Stored entries:
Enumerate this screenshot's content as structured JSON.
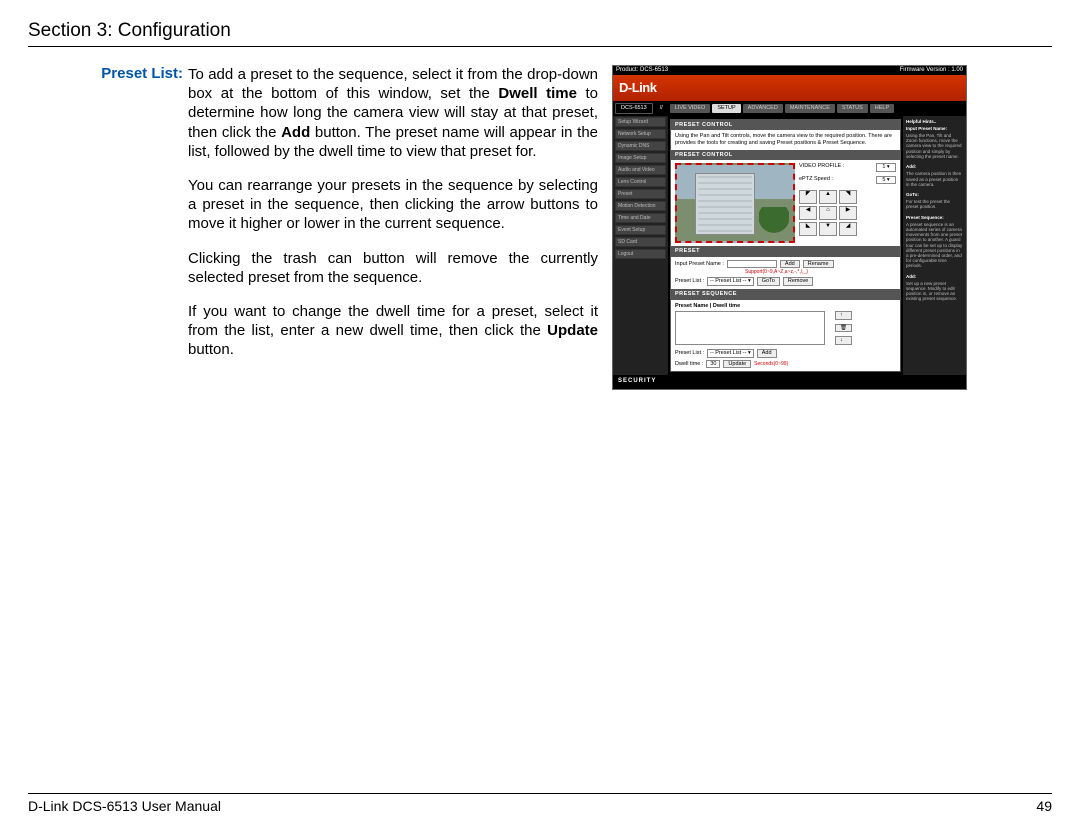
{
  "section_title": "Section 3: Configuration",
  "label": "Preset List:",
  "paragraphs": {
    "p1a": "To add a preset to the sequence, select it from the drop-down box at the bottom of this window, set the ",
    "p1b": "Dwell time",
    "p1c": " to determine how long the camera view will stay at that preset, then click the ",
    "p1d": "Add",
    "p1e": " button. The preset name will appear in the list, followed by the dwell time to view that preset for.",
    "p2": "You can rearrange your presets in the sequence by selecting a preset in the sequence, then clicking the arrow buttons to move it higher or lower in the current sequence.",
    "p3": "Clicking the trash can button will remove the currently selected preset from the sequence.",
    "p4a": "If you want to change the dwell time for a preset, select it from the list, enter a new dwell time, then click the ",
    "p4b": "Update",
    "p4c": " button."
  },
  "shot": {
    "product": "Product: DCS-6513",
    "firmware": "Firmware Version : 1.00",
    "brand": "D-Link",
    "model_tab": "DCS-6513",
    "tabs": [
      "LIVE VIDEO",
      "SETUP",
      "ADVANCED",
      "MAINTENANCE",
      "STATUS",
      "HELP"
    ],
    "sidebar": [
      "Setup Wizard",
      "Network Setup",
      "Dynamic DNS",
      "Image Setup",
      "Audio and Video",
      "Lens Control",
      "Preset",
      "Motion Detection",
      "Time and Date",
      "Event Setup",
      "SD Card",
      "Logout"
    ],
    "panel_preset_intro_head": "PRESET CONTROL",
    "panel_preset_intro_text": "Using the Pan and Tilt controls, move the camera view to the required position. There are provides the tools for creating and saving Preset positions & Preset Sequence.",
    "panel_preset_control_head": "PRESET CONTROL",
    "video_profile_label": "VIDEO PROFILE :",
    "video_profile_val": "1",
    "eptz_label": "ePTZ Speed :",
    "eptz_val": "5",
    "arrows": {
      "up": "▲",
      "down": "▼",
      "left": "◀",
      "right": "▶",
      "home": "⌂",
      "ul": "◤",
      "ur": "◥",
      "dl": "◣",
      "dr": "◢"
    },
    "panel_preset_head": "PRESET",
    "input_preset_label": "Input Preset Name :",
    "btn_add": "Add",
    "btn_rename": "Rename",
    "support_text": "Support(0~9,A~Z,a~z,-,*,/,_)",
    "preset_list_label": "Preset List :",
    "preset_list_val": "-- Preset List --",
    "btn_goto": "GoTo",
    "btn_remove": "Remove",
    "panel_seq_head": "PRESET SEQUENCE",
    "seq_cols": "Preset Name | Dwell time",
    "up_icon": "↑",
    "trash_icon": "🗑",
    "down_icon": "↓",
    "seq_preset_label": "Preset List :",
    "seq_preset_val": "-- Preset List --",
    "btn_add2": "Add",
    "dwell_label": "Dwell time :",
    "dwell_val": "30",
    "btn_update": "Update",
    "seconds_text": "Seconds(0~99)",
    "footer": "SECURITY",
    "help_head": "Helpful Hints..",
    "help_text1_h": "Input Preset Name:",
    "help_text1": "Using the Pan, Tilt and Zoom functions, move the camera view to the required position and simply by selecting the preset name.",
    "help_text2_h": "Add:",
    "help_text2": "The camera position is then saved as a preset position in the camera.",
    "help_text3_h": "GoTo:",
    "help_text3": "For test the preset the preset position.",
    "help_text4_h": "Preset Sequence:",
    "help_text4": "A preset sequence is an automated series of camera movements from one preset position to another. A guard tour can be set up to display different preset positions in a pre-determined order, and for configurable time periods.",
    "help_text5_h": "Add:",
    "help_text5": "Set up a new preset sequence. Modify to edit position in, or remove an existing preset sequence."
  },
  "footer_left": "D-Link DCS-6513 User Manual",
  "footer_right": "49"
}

### [Problem to work on]
Give the number of lines in the entries that include the string "camera", and nothing more.

### [Result of the task]
5